WHAT TO DO. Render every entry verbatim.

MATERIAL PROVIDED.
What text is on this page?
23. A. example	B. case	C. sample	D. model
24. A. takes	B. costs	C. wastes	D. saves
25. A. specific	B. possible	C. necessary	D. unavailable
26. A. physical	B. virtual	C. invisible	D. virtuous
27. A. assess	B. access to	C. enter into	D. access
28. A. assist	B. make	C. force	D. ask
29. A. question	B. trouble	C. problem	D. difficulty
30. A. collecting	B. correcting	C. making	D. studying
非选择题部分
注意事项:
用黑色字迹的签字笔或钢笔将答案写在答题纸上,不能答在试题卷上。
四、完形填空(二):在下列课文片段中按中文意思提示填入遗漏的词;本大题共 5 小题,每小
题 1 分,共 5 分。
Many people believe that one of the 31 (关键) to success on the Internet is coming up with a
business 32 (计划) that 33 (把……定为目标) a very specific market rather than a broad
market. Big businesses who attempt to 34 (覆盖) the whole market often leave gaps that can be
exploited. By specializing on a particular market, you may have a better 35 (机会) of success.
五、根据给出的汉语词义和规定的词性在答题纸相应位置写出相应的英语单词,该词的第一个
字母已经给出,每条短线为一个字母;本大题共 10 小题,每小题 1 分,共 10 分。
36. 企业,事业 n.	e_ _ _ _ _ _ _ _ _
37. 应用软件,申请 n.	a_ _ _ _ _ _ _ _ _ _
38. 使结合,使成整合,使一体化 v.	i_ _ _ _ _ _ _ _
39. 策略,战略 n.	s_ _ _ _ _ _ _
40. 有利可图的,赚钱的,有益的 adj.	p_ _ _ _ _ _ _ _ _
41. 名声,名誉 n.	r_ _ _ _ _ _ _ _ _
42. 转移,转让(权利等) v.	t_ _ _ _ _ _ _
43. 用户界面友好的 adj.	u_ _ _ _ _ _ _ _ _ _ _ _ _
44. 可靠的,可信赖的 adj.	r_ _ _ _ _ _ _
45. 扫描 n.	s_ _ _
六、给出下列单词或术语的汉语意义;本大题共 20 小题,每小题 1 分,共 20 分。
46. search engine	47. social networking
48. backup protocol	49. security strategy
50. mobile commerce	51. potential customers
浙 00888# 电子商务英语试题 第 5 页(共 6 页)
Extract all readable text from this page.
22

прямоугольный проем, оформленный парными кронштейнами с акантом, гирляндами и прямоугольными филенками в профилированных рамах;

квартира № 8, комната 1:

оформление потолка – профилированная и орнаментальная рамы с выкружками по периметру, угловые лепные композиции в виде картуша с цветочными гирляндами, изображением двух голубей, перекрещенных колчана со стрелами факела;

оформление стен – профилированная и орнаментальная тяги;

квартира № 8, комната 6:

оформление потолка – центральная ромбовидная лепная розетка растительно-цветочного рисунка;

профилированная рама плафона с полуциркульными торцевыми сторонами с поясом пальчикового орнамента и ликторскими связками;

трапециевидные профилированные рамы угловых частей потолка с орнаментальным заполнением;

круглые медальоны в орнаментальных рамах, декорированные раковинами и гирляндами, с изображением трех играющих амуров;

TASK SOLUTION.
What text is on this page?
23. A. example	B. case	C. sample	D. model
24. A. takes	B. costs	C. wastes	D. saves
25. A. specific	B. possible	C. necessary	D. unavailable
26. A. physical	B. virtual	C. invisible	D. virtuous
27. A. assess	B. access to	C. enter into	D. access
28. A. assist	B. make	C. force	D. ask
29. A. question	B. trouble	C. problem	D. difficulty
30. A. collecting	B. correcting	C. making	D. studying
非选择题部分
注意事项:
用黑色字迹的签字笔或钢笔将答案写在答题纸上,不能答在试题卷上。
四、完形填空(二):在下列课文片段中按中文意思提示填入遗漏的词;本大题共 5 小题,每小
题 1 分,共 5 分。
Many people believe that one of the 31 (关键) to success on the Internet is coming up with a
business 32 (计划) that 33 (把……定为目标) a very specific market rather than a broad
market. Big businesses who attempt to 34 (覆盖) the whole market often leave gaps that can be
exploited. By specializing on a particular market, you may have a better 35 (机会) of success.
五、根据给出的汉语词义和规定的词性在答题纸相应位置写出相应的英语单词,该词的第一个
字母已经给出,每条短线为一个字母;本大题共 10 小题,每小题 1 分,共 10 分。
36. 企业,事业 n.	e_ _ _ _ _ _ _ _ _
37. 应用软件,申请 n.	a_ _ _ _ _ _ _ _ _ _
38. 使结合,使成整合,使一体化 v.	i_ _ _ _ _ _ _ _
39. 策略,战略 n.	s_ _ _ _ _ _ _
40. 有利可图的,赚钱的,有益的 adj.	p_ _ _ _ _ _ _ _ _
41. 名声,名誉 n.	r_ _ _ _ _ _ _ _ _
42. 转移,转让(权利等) v.	t_ _ _ _ _ _ _
43. 用户界面友好的 adj.	u_ _ _ _ _ _ _ _ _ _ _ _ _
44. 可靠的,可信赖的 adj.	r_ _ _ _ _ _ _
45. 扫描 n.	s_ _ _
六、给出下列单词或术语的汉语意义;本大题共 20 小题,每小题 1 分,共 20 分。
46. search engine	47. social networking
48. backup protocol	49. security strategy
50. mobile commerce	51. potential customers
浙 00888# 电子商务英语试题 第 5 页(共 6 页)
Extract all readable text from this page.
22

прямоугольный проем, оформленный парными кронштейнами с акантом, гирляндами и прямоугольными филенками в профилированных рамах;

квартира № 8, комната 1:

оформление потолка – профилированная и орнаментальная рамы с выкружками по периметру, угловые лепные композиции в виде картуша с цветочными гирляндами, изображением двух голубей, перекрещенных колчана со стрелами факела;

оформление стен – профилированная и орнаментальная тяги;

квартира № 8, комната 6:

оформление потолка – центральная ромбовидная лепная розетка растительно-цветочного рисунка;

профилированная рама плафона с полуциркульными торцевыми сторонами с поясом пальчикового орнамента и ликторскими связками;

трапециевидные профилированные рамы угловых частей потолка с орнаментальным заполнением;

круглые медальоны в орнаментальных рамах, декорированные раковинами и гирляндами, с изображением трех играющих амуров;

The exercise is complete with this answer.